» **Material for this exercise**:
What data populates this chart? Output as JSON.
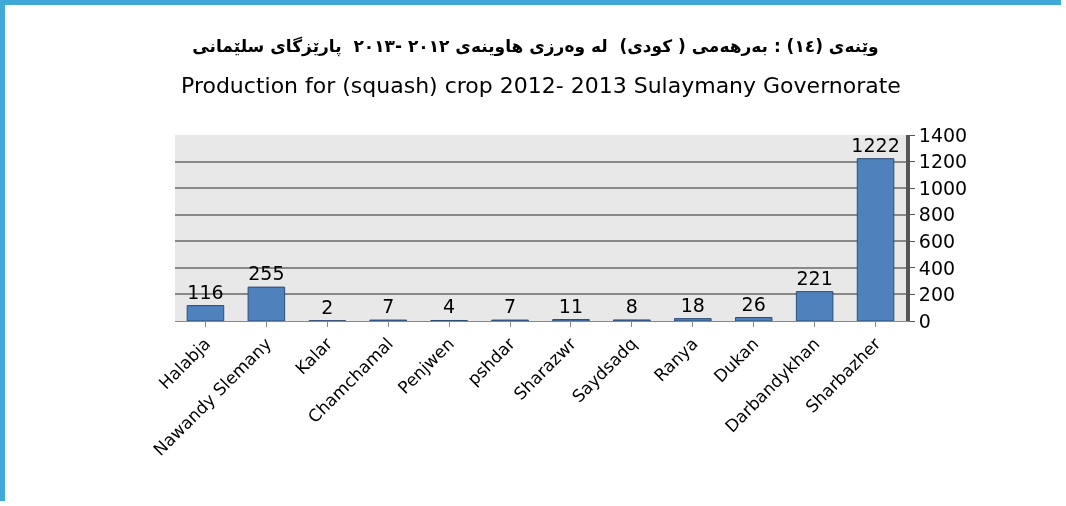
{
  "chart_data": {
    "type": "bar",
    "title": "وێنەی (١٤) : بەرهەمی ( کودی)  لە وەرزی هاوینەی ٢٠١٢ -٢٠١٣  پارێزگای سلێمانی",
    "subtitle": "Production for (squash) crop 2012- 2013 Sulaymany Governorate",
    "categories": [
      "Halabja",
      "Nawandy Slemany",
      "Kalar",
      "Chamchamal",
      "Penjwen",
      "pshdar",
      "Sharazwr",
      "Saydsadq",
      "Ranya",
      "Dukan",
      "Darbandykhan",
      "Sharbazher"
    ],
    "values": [
      116,
      255,
      2,
      7,
      4,
      7,
      11,
      8,
      18,
      26,
      221,
      1222
    ],
    "color": "#4f81bd",
    "ylim": [
      0,
      1400
    ],
    "yticks": [
      0,
      200,
      400,
      600,
      800,
      1000,
      1200,
      1400
    ],
    "grid": "y",
    "data_labels": true
  }
}
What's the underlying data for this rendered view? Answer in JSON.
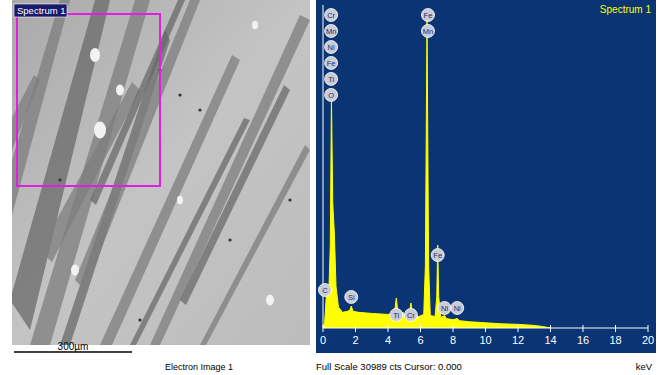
{
  "electron_image": {
    "label": "Spectrum 1",
    "scale_bar": "300µm",
    "caption": "Electron Image 1"
  },
  "chart_data": {
    "type": "area",
    "title": "Spectrum 1",
    "xlabel": "keV",
    "caption": "Full Scale 30989 cts Cursor: 0.000",
    "color": "#ffff00",
    "xlim": [
      0,
      20
    ],
    "xticks": [
      0,
      2,
      4,
      6,
      8,
      10,
      12,
      14,
      16,
      18,
      20
    ],
    "ylim": [
      0,
      30989
    ],
    "tick_labels": "x",
    "x": [
      0,
      0.1,
      0.2,
      0.28,
      0.35,
      0.45,
      0.52,
      0.6,
      0.7,
      0.8,
      0.95,
      1.2,
      1.5,
      1.65,
      1.74,
      1.85,
      2.2,
      3,
      4,
      4.4,
      4.51,
      4.62,
      4.93,
      5.0,
      5.3,
      5.41,
      5.52,
      5.9,
      6.2,
      6.3,
      6.4,
      6.5,
      6.6,
      6.9,
      7.0,
      7.06,
      7.12,
      7.25,
      7.48,
      7.6,
      8.0,
      8.26,
      8.4,
      9,
      10,
      11,
      12,
      13,
      13.5,
      14
    ],
    "values": [
      0,
      500,
      3000,
      4000,
      3000,
      8000,
      22350,
      12000,
      9000,
      4000,
      2000,
      1500,
      1600,
      1700,
      2100,
      1600,
      1500,
      1400,
      1300,
      1400,
      2880,
      1400,
      1500,
      1200,
      1200,
      2400,
      1200,
      1100,
      1300,
      6000,
      29550,
      6000,
      1200,
      1100,
      3000,
      7960,
      3000,
      1000,
      1200,
      900,
      800,
      900,
      700,
      600,
      500,
      400,
      350,
      250,
      150,
      0
    ],
    "annotations": [
      {
        "text": "Cr",
        "x": 0.5,
        "y": 30030
      },
      {
        "text": "Mn",
        "x": 0.5,
        "y": 28500
      },
      {
        "text": "Ni",
        "x": 0.5,
        "y": 26960
      },
      {
        "text": "Fe",
        "x": 0.5,
        "y": 25430
      },
      {
        "text": "Ti",
        "x": 0.5,
        "y": 23900
      },
      {
        "text": "O",
        "x": 0.5,
        "y": 22360
      },
      {
        "text": "Fe",
        "x": 6.46,
        "y": 30030
      },
      {
        "text": "Mn",
        "x": 6.46,
        "y": 28500
      },
      {
        "text": "C",
        "x": 0.12,
        "y": 3645
      },
      {
        "text": "Si",
        "x": 1.74,
        "y": 2975
      },
      {
        "text": "Ti",
        "x": 4.51,
        "y": 1250
      },
      {
        "text": "Cr",
        "x": 5.41,
        "y": 1250
      },
      {
        "text": "Fe",
        "x": 7.06,
        "y": 7000
      },
      {
        "text": "Ni",
        "x": 7.48,
        "y": 1920
      },
      {
        "text": "Ni",
        "x": 8.26,
        "y": 1920
      }
    ]
  }
}
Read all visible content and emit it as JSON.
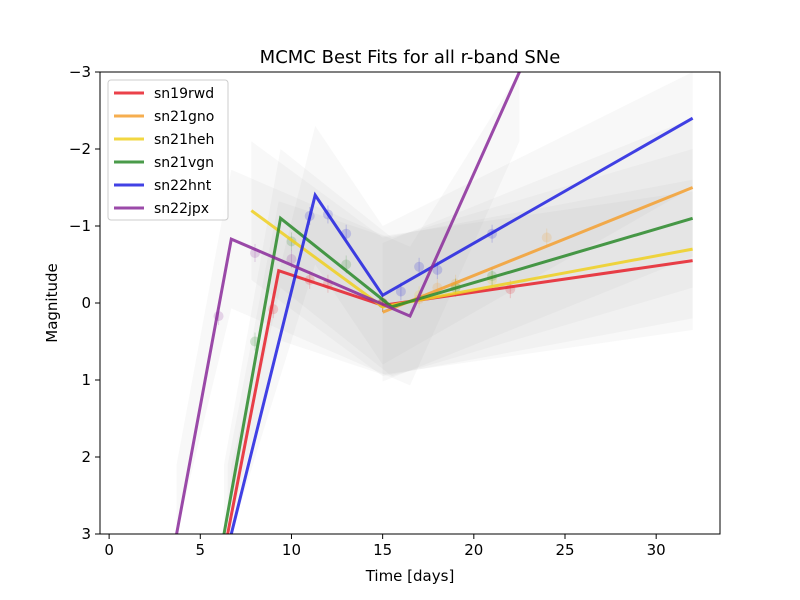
{
  "chart_data": {
    "type": "line",
    "title": "MCMC Best Fits for all r-band SNe",
    "xlabel": "Time [days]",
    "ylabel": "Magnitude",
    "xlim": [
      -0.5,
      33.5
    ],
    "ylim": [
      3,
      -3
    ],
    "y_inverted": true,
    "grid": false,
    "legend_position": "top-left",
    "x_ticks": [
      "0",
      "5",
      "10",
      "15",
      "20",
      "25",
      "30"
    ],
    "y_ticks": [
      "−3",
      "−2",
      "−1",
      "0",
      "1",
      "2",
      "3"
    ],
    "series": [
      {
        "name": "sn19rwd",
        "color": "#e8202a",
        "x": [
          6.5,
          9.3,
          15.0,
          32.0
        ],
        "y": [
          3.0,
          -0.42,
          0.03,
          -0.55
        ],
        "obs_x": [
          9.0,
          11.0,
          12.0,
          15.0,
          22.0
        ],
        "obs_y": [
          0.08,
          -0.3,
          -0.25,
          0.0,
          -0.18
        ]
      },
      {
        "name": "sn21gno",
        "color": "#f5a030",
        "x": [
          15.0,
          32.0
        ],
        "y": [
          0.12,
          -1.5
        ],
        "obs_x": [
          15.0,
          17.0,
          18.0,
          19.0,
          24.0
        ],
        "obs_y": [
          0.0,
          -0.05,
          -0.2,
          -0.25,
          -0.85
        ]
      },
      {
        "name": "sn21heh",
        "color": "#f0d020",
        "x": [
          7.8,
          15.0,
          32.0
        ],
        "y": [
          -1.2,
          0.05,
          -0.7
        ],
        "obs_x": [
          15.0,
          17.0,
          19.0,
          21.0
        ],
        "obs_y": [
          0.0,
          -0.1,
          -0.2,
          -0.3
        ]
      },
      {
        "name": "sn21vgn",
        "color": "#2a8a2a",
        "x": [
          6.3,
          9.4,
          15.5,
          32.0
        ],
        "y": [
          3.0,
          -1.1,
          0.05,
          -1.1
        ],
        "obs_x": [
          8.0,
          10.0,
          13.0,
          15.0,
          19.0,
          21.0
        ],
        "obs_y": [
          0.5,
          -0.8,
          -0.5,
          0.0,
          -0.2,
          -0.35
        ]
      },
      {
        "name": "sn22hnt",
        "color": "#2020e0",
        "x": [
          6.7,
          11.3,
          15.0,
          32.0
        ],
        "y": [
          3.0,
          -1.4,
          -0.1,
          -2.4
        ],
        "obs_x": [
          11.0,
          12.0,
          13.0,
          16.0,
          17.0,
          18.0,
          21.0
        ],
        "obs_y": [
          -1.13,
          -1.15,
          -0.9,
          -0.15,
          -0.47,
          -0.43,
          -0.9
        ]
      },
      {
        "name": "sn22jpx",
        "color": "#8a2a9a",
        "x": [
          3.7,
          6.7,
          16.5,
          22.5
        ],
        "y": [
          3.0,
          -0.83,
          0.17,
          -3.0
        ],
        "obs_x": [
          6.0,
          8.0,
          10.0,
          15.0
        ],
        "obs_y": [
          0.17,
          -0.65,
          -0.57,
          0.0
        ]
      }
    ]
  }
}
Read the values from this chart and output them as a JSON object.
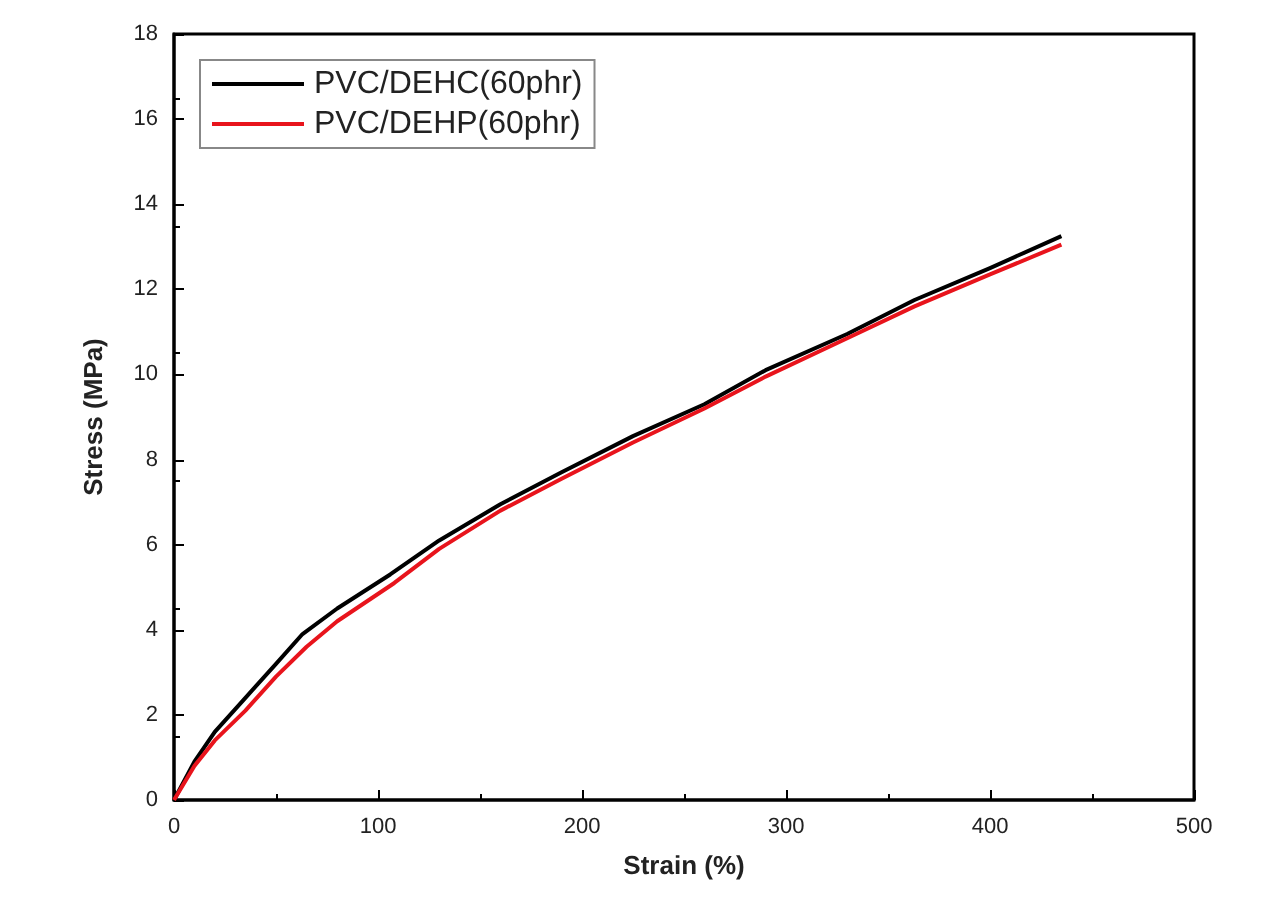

» **Objective**: Reproduce the material above verbatim; omit every picture.

» **Solution below**:
What data populates this chart? Output as JSON.
{
  "chart_data": {
    "type": "bar",
    "title": "وێنەی (١٤) : بەرهەمی ( کودی)  لە وەرزی هاوینەی ٢٠١٢ -٢٠١٣  پارێزگای سلێمانی",
    "subtitle": "Production for (squash) crop 2012- 2013 Sulaymany Governorate",
    "categories": [
      "Halabja",
      "Nawandy Slemany",
      "Kalar",
      "Chamchamal",
      "Penjwen",
      "pshdar",
      "Sharazwr",
      "Saydsadq",
      "Ranya",
      "Dukan",
      "Darbandykhan",
      "Sharbazher"
    ],
    "values": [
      116,
      255,
      2,
      7,
      4,
      7,
      11,
      8,
      18,
      26,
      221,
      1222
    ],
    "color": "#4f81bd",
    "ylim": [
      0,
      1400
    ],
    "yticks": [
      0,
      200,
      400,
      600,
      800,
      1000,
      1200,
      1400
    ],
    "grid": "y",
    "data_labels": true
  }
}
What's the underlying data for this rendered view? Answer in JSON.
{
  "electron_image": {
    "label": "Spectrum 1",
    "scale_bar": "300µm",
    "caption": "Electron Image 1"
  },
  "chart_data": {
    "type": "area",
    "title": "Spectrum 1",
    "xlabel": "keV",
    "caption": "Full Scale 30989 cts Cursor: 0.000",
    "color": "#ffff00",
    "xlim": [
      0,
      20
    ],
    "xticks": [
      0,
      2,
      4,
      6,
      8,
      10,
      12,
      14,
      16,
      18,
      20
    ],
    "ylim": [
      0,
      30989
    ],
    "tick_labels": "x",
    "x": [
      0,
      0.1,
      0.2,
      0.28,
      0.35,
      0.45,
      0.52,
      0.6,
      0.7,
      0.8,
      0.95,
      1.2,
      1.5,
      1.65,
      1.74,
      1.85,
      2.2,
      3,
      4,
      4.4,
      4.51,
      4.62,
      4.93,
      5.0,
      5.3,
      5.41,
      5.52,
      5.9,
      6.2,
      6.3,
      6.4,
      6.5,
      6.6,
      6.9,
      7.0,
      7.06,
      7.12,
      7.25,
      7.48,
      7.6,
      8.0,
      8.26,
      8.4,
      9,
      10,
      11,
      12,
      13,
      13.5,
      14
    ],
    "values": [
      0,
      500,
      3000,
      4000,
      3000,
      8000,
      22350,
      12000,
      9000,
      4000,
      2000,
      1500,
      1600,
      1700,
      2100,
      1600,
      1500,
      1400,
      1300,
      1400,
      2880,
      1400,
      1500,
      1200,
      1200,
      2400,
      1200,
      1100,
      1300,
      6000,
      29550,
      6000,
      1200,
      1100,
      3000,
      7960,
      3000,
      1000,
      1200,
      900,
      800,
      900,
      700,
      600,
      500,
      400,
      350,
      250,
      150,
      0
    ],
    "annotations": [
      {
        "text": "Cr",
        "x": 0.5,
        "y": 30030
      },
      {
        "text": "Mn",
        "x": 0.5,
        "y": 28500
      },
      {
        "text": "Ni",
        "x": 0.5,
        "y": 26960
      },
      {
        "text": "Fe",
        "x": 0.5,
        "y": 25430
      },
      {
        "text": "Ti",
        "x": 0.5,
        "y": 23900
      },
      {
        "text": "O",
        "x": 0.5,
        "y": 22360
      },
      {
        "text": "Fe",
        "x": 6.46,
        "y": 30030
      },
      {
        "text": "Mn",
        "x": 6.46,
        "y": 28500
      },
      {
        "text": "C",
        "x": 0.12,
        "y": 3645
      },
      {
        "text": "Si",
        "x": 1.74,
        "y": 2975
      },
      {
        "text": "Ti",
        "x": 4.51,
        "y": 1250
      },
      {
        "text": "Cr",
        "x": 5.41,
        "y": 1250
      },
      {
        "text": "Fe",
        "x": 7.06,
        "y": 7000
      },
      {
        "text": "Ni",
        "x": 7.48,
        "y": 1920
      },
      {
        "text": "Ni",
        "x": 8.26,
        "y": 1920
      }
    ]
  }
}
Read all visible content and emit it as JSON.
{
  "chart_data": {
    "type": "line",
    "title": "MCMC Best Fits for all r-band SNe",
    "xlabel": "Time [days]",
    "ylabel": "Magnitude",
    "xlim": [
      -0.5,
      33.5
    ],
    "ylim": [
      3,
      -3
    ],
    "y_inverted": true,
    "grid": false,
    "legend_position": "top-left",
    "x_ticks": [
      "0",
      "5",
      "10",
      "15",
      "20",
      "25",
      "30"
    ],
    "y_ticks": [
      "−3",
      "−2",
      "−1",
      "0",
      "1",
      "2",
      "3"
    ],
    "series": [
      {
        "name": "sn19rwd",
        "color": "#e8202a",
        "x": [
          6.5,
          9.3,
          15.0,
          32.0
        ],
        "y": [
          3.0,
          -0.42,
          0.03,
          -0.55
        ],
        "obs_x": [
          9.0,
          11.0,
          12.0,
          15.0,
          22.0
        ],
        "obs_y": [
          0.08,
          -0.3,
          -0.25,
          0.0,
          -0.18
        ]
      },
      {
        "name": "sn21gno",
        "color": "#f5a030",
        "x": [
          15.0,
          32.0
        ],
        "y": [
          0.12,
          -1.5
        ],
        "obs_x": [
          15.0,
          17.0,
          18.0,
          19.0,
          24.0
        ],
        "obs_y": [
          0.0,
          -0.05,
          -0.2,
          -0.25,
          -0.85
        ]
      },
      {
        "name": "sn21heh",
        "color": "#f0d020",
        "x": [
          7.8,
          15.0,
          32.0
        ],
        "y": [
          -1.2,
          0.05,
          -0.7
        ],
        "obs_x": [
          15.0,
          17.0,
          19.0,
          21.0
        ],
        "obs_y": [
          0.0,
          -0.1,
          -0.2,
          -0.3
        ]
      },
      {
        "name": "sn21vgn",
        "color": "#2a8a2a",
        "x": [
          6.3,
          9.4,
          15.5,
          32.0
        ],
        "y": [
          3.0,
          -1.1,
          0.05,
          -1.1
        ],
        "obs_x": [
          8.0,
          10.0,
          13.0,
          15.0,
          19.0,
          21.0
        ],
        "obs_y": [
          0.5,
          -0.8,
          -0.5,
          0.0,
          -0.2,
          -0.35
        ]
      },
      {
        "name": "sn22hnt",
        "color": "#2020e0",
        "x": [
          6.7,
          11.3,
          15.0,
          32.0
        ],
        "y": [
          3.0,
          -1.4,
          -0.1,
          -2.4
        ],
        "obs_x": [
          11.0,
          12.0,
          13.0,
          16.0,
          17.0,
          18.0,
          21.0
        ],
        "obs_y": [
          -1.13,
          -1.15,
          -0.9,
          -0.15,
          -0.47,
          -0.43,
          -0.9
        ]
      },
      {
        "name": "sn22jpx",
        "color": "#8a2a9a",
        "x": [
          3.7,
          6.7,
          16.5,
          22.5
        ],
        "y": [
          3.0,
          -0.83,
          0.17,
          -3.0
        ],
        "obs_x": [
          6.0,
          8.0,
          10.0,
          15.0
        ],
        "obs_y": [
          0.17,
          -0.65,
          -0.57,
          0.0
        ]
      }
    ]
  }
}
Read the values from this chart and output them as a JSON object.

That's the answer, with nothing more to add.